It is required that all of the data be written out exactly.

Stored dataset items:
** start **

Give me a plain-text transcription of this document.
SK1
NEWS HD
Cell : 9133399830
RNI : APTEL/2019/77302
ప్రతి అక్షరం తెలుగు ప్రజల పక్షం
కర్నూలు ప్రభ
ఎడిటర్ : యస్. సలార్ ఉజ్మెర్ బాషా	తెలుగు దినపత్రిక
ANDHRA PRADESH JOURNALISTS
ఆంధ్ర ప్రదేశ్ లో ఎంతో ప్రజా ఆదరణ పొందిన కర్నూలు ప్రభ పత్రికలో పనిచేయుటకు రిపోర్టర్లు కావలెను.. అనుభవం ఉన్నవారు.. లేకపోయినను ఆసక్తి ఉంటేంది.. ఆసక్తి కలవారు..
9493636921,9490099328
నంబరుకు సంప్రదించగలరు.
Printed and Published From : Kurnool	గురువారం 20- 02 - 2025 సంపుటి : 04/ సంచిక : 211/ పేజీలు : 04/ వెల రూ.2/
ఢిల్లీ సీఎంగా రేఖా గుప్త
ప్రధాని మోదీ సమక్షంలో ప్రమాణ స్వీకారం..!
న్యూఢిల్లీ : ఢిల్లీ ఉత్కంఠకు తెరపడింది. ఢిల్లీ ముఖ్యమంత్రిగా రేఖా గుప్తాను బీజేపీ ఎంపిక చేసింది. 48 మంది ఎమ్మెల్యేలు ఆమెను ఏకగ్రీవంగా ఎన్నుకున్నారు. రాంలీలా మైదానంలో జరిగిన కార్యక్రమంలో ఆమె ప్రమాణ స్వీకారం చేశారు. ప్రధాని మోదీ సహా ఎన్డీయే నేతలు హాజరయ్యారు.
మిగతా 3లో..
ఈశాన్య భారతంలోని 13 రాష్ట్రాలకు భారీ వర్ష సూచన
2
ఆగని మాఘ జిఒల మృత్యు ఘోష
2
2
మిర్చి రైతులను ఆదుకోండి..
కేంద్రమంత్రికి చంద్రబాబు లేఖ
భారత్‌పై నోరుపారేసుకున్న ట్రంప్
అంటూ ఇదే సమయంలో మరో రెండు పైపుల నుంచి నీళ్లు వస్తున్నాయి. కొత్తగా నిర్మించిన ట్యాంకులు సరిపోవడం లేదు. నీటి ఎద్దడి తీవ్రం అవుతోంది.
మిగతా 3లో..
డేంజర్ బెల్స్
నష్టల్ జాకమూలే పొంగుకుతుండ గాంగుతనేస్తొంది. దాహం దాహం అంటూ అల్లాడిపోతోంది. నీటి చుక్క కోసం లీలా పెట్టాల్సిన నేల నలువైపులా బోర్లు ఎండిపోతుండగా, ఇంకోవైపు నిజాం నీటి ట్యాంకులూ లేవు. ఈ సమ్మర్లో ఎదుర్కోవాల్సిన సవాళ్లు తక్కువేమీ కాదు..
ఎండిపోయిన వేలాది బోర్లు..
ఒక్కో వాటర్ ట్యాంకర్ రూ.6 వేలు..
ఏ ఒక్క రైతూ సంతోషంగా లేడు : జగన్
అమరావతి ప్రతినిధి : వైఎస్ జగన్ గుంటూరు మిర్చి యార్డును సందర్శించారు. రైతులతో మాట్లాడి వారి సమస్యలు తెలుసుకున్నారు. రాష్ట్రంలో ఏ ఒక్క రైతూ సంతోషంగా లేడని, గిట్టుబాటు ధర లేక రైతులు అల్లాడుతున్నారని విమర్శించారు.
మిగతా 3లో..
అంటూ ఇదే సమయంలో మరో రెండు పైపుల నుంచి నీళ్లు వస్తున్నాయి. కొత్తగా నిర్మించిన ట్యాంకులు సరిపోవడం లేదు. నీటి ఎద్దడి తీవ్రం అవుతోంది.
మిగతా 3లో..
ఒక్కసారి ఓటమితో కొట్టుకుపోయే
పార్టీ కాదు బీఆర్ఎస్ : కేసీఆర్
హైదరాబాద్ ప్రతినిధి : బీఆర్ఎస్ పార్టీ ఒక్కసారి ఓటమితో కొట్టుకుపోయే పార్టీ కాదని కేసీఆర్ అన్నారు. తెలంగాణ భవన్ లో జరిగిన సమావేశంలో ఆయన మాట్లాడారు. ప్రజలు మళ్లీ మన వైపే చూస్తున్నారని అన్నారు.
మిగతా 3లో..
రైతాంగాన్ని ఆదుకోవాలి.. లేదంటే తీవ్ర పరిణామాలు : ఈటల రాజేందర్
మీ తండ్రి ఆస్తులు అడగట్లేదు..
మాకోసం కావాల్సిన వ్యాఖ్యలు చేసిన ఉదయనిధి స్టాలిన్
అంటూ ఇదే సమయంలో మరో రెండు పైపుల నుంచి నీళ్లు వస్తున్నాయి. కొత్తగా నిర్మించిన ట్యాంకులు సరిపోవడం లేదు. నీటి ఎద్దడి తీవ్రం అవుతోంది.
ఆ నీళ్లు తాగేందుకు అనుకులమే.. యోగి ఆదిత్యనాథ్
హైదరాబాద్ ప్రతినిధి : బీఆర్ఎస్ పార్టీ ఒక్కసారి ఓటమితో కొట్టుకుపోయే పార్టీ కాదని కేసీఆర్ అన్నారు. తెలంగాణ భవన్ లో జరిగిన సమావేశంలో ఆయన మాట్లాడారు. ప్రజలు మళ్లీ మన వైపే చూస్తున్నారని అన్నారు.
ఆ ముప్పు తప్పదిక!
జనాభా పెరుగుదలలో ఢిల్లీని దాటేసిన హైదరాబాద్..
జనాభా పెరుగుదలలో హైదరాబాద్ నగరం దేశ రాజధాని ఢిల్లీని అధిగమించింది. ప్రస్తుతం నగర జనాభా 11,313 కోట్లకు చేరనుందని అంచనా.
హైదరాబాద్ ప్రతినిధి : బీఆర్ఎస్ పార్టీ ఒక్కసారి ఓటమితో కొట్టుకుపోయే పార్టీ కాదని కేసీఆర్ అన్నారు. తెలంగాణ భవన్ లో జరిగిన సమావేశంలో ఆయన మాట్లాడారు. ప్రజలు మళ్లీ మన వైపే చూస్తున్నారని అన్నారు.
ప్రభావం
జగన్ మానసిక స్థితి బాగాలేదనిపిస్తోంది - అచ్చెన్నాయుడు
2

** end **

SOLUTION TO THE PROBLEM:
Give me a plain-text transcription of this document.
SK1
NEWS HD
Cell : 9133399830
RNI : APTEL/2019/77302
ప్రతి అక్షరం తెలుగు ప్రజల పక్షం
కర్నూలు ప్రభ
ఎడిటర్ : యస్. సలార్ ఉజ్మెర్ బాషా	తెలుగు దినపత్రిక
ANDHRA PRADESH JOURNALISTS
ఆంధ్ర ప్రదేశ్ లో ఎంతో ప్రజా ఆదరణ పొందిన కర్నూలు ప్రభ పత్రికలో పనిచేయుటకు రిపోర్టర్లు కావలెను.. అనుభవం ఉన్నవారు.. లేకపోయినను ఆసక్తి ఉంటేంది.. ఆసక్తి కలవారు..
9493636921,9490099328
నంబరుకు సంప్రదించగలరు.
Printed and Published From : Kurnool	గురువారం 20- 02 - 2025 సంపుటి : 04/ సంచిక : 211/ పేజీలు : 04/ వెల రూ.2/
ఢిల్లీ సీఎంగా రేఖా గుప్త
ప్రధాని మోదీ సమక్షంలో ప్రమాణ స్వీకారం..!
న్యూఢిల్లీ : ఢిల్లీ ఉత్కంఠకు తెరపడింది. ఢిల్లీ ముఖ్యమంత్రిగా రేఖా గుప్తాను బీజేపీ ఎంపిక చేసింది. 48 మంది ఎమ్మెల్యేలు ఆమెను ఏకగ్రీవంగా ఎన్నుకున్నారు. రాంలీలా మైదానంలో జరిగిన కార్యక్రమంలో ఆమె ప్రమాణ స్వీకారం చేశారు. ప్రధాని మోదీ సహా ఎన్డీయే నేతలు హాజరయ్యారు.
మిగతా 3లో..
ఈశాన్య భారతంలోని 13 రాష్ట్రాలకు భారీ వర్ష సూచన
2
ఆగని మాఘ జిఒల మృత్యు ఘోష
2
2
మిర్చి రైతులను ఆదుకోండి..
కేంద్రమంత్రికి చంద్రబాబు లేఖ
భారత్‌పై నోరుపారేసుకున్న ట్రంప్
అంటూ ఇదే సమయంలో మరో రెండు పైపుల నుంచి నీళ్లు వస్తున్నాయి. కొత్తగా నిర్మించిన ట్యాంకులు సరిపోవడం లేదు. నీటి ఎద్దడి తీవ్రం అవుతోంది.
మిగతా 3లో..
డేంజర్ బెల్స్
నష్టల్ జాకమూలే పొంగుకుతుండ గాంగుతనేస్తొంది. దాహం దాహం అంటూ అల్లాడిపోతోంది. నీటి చుక్క కోసం లీలా పెట్టాల్సిన నేల నలువైపులా బోర్లు ఎండిపోతుండగా, ఇంకోవైపు నిజాం నీటి ట్యాంకులూ లేవు. ఈ సమ్మర్లో ఎదుర్కోవాల్సిన సవాళ్లు తక్కువేమీ కాదు..
ఎండిపోయిన వేలాది బోర్లు..
ఒక్కో వాటర్ ట్యాంకర్ రూ.6 వేలు..
ఏ ఒక్క రైతూ సంతోషంగా లేడు : జగన్
అమరావతి ప్రతినిధి : వైఎస్ జగన్ గుంటూరు మిర్చి యార్డును సందర్శించారు. రైతులతో మాట్లాడి వారి సమస్యలు తెలుసుకున్నారు. రాష్ట్రంలో ఏ ఒక్క రైతూ సంతోషంగా లేడని, గిట్టుబాటు ధర లేక రైతులు అల్లాడుతున్నారని విమర్శించారు.
మిగతా 3లో..
అంటూ ఇదే సమయంలో మరో రెండు పైపుల నుంచి నీళ్లు వస్తున్నాయి. కొత్తగా నిర్మించిన ట్యాంకులు సరిపోవడం లేదు. నీటి ఎద్దడి తీవ్రం అవుతోంది.
మిగతా 3లో..
ఒక్కసారి ఓటమితో కొట్టుకుపోయే
పార్టీ కాదు బీఆర్ఎస్ : కేసీఆర్
హైదరాబాద్ ప్రతినిధి : బీఆర్ఎస్ పార్టీ ఒక్కసారి ఓటమితో కొట్టుకుపోయే పార్టీ కాదని కేసీఆర్ అన్నారు. తెలంగాణ భవన్ లో జరిగిన సమావేశంలో ఆయన మాట్లాడారు. ప్రజలు మళ్లీ మన వైపే చూస్తున్నారని అన్నారు.
మిగతా 3లో..
రైతాంగాన్ని ఆదుకోవాలి.. లేదంటే తీవ్ర పరిణామాలు : ఈటల రాజేందర్
మీ తండ్రి ఆస్తులు అడగట్లేదు..
మాకోసం కావాల్సిన వ్యాఖ్యలు చేసిన ఉదయనిధి స్టాలిన్
అంటూ ఇదే సమయంలో మరో రెండు పైపుల నుంచి నీళ్లు వస్తున్నాయి. కొత్తగా నిర్మించిన ట్యాంకులు సరిపోవడం లేదు. నీటి ఎద్దడి తీవ్రం అవుతోంది.
ఆ నీళ్లు తాగేందుకు అనుకులమే.. యోగి ఆదిత్యనాథ్
హైదరాబాద్ ప్రతినిధి : బీఆర్ఎస్ పార్టీ ఒక్కసారి ఓటమితో కొట్టుకుపోయే పార్టీ కాదని కేసీఆర్ అన్నారు. తెలంగాణ భవన్ లో జరిగిన సమావేశంలో ఆయన మాట్లాడారు. ప్రజలు మళ్లీ మన వైపే చూస్తున్నారని అన్నారు.
ఆ ముప్పు తప్పదిక!
జనాభా పెరుగుదలలో ఢిల్లీని దాటేసిన హైదరాబాద్..
జనాభా పెరుగుదలలో హైదరాబాద్ నగరం దేశ రాజధాని ఢిల్లీని అధిగమించింది. ప్రస్తుతం నగర జనాభా 11,313 కోట్లకు చేరనుందని అంచనా.
హైదరాబాద్ ప్రతినిధి : బీఆర్ఎస్ పార్టీ ఒక్కసారి ఓటమితో కొట్టుకుపోయే పార్టీ కాదని కేసీఆర్ అన్నారు. తెలంగాణ భవన్ లో జరిగిన సమావేశంలో ఆయన మాట్లాడారు. ప్రజలు మళ్లీ మన వైపే చూస్తున్నారని అన్నారు.
ప్రభావం
జగన్ మానసిక స్థితి బాగాలేదనిపిస్తోంది - అచ్చెన్నాయుడు
2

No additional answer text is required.